_Stored entries_
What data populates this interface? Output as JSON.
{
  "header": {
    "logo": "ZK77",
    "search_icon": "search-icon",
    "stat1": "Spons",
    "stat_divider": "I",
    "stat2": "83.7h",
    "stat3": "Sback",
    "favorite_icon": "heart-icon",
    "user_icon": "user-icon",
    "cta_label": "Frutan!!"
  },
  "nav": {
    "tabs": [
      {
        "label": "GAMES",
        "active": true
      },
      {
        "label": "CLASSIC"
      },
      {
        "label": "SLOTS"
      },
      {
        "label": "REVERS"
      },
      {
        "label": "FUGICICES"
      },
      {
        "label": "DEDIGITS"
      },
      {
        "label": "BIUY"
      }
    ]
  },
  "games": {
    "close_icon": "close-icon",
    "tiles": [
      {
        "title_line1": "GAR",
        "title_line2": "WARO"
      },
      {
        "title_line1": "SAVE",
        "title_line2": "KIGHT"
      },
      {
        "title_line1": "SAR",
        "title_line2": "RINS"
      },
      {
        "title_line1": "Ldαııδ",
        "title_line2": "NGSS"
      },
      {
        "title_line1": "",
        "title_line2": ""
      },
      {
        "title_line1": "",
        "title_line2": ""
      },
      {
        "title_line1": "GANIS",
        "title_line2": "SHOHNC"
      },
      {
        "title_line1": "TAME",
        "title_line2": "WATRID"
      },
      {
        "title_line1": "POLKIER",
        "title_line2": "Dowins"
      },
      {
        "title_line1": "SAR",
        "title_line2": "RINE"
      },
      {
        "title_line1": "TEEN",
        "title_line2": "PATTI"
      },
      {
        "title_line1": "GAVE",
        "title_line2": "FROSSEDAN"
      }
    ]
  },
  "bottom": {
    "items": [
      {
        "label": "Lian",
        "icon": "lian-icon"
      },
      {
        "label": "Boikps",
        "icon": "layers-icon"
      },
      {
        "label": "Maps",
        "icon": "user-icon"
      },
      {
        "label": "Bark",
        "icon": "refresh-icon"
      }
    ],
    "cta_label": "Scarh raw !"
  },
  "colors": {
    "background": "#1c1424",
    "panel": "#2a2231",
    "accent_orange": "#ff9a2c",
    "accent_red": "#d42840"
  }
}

_DIRECTION_
Copy every record exactly as presented.

_EXPECTED ANSWER_
What data populates this interface? Output as JSON.
{
  "header": {
    "logo": "ZK77",
    "search_icon": "search-icon",
    "stat1": "Spons",
    "stat_divider": "I",
    "stat2": "83.7h",
    "stat3": "Sback",
    "favorite_icon": "heart-icon",
    "user_icon": "user-icon",
    "cta_label": "Frutan!!"
  },
  "nav": {
    "tabs": [
      {
        "label": "GAMES",
        "active": true
      },
      {
        "label": "CLASSIC"
      },
      {
        "label": "SLOTS"
      },
      {
        "label": "REVERS"
      },
      {
        "label": "FUGICICES"
      },
      {
        "label": "DEDIGITS"
      },
      {
        "label": "BIUY"
      }
    ]
  },
  "games": {
    "close_icon": "close-icon",
    "tiles": [
      {
        "title_line1": "GAR",
        "title_line2": "WARO"
      },
      {
        "title_line1": "SAVE",
        "title_line2": "KIGHT"
      },
      {
        "title_line1": "SAR",
        "title_line2": "RINS"
      },
      {
        "title_line1": "Ldαııδ",
        "title_line2": "NGSS"
      },
      {
        "title_line1": "",
        "title_line2": ""
      },
      {
        "title_line1": "",
        "title_line2": ""
      },
      {
        "title_line1": "GANIS",
        "title_line2": "SHOHNC"
      },
      {
        "title_line1": "TAME",
        "title_line2": "WATRID"
      },
      {
        "title_line1": "POLKIER",
        "title_line2": "Dowins"
      },
      {
        "title_line1": "SAR",
        "title_line2": "RINE"
      },
      {
        "title_line1": "TEEN",
        "title_line2": "PATTI"
      },
      {
        "title_line1": "GAVE",
        "title_line2": "FROSSEDAN"
      }
    ]
  },
  "bottom": {
    "items": [
      {
        "label": "Lian",
        "icon": "lian-icon"
      },
      {
        "label": "Boikps",
        "icon": "layers-icon"
      },
      {
        "label": "Maps",
        "icon": "user-icon"
      },
      {
        "label": "Bark",
        "icon": "refresh-icon"
      }
    ],
    "cta_label": "Scarh raw !"
  },
  "colors": {
    "background": "#1c1424",
    "panel": "#2a2231",
    "accent_orange": "#ff9a2c",
    "accent_red": "#d42840"
  }
}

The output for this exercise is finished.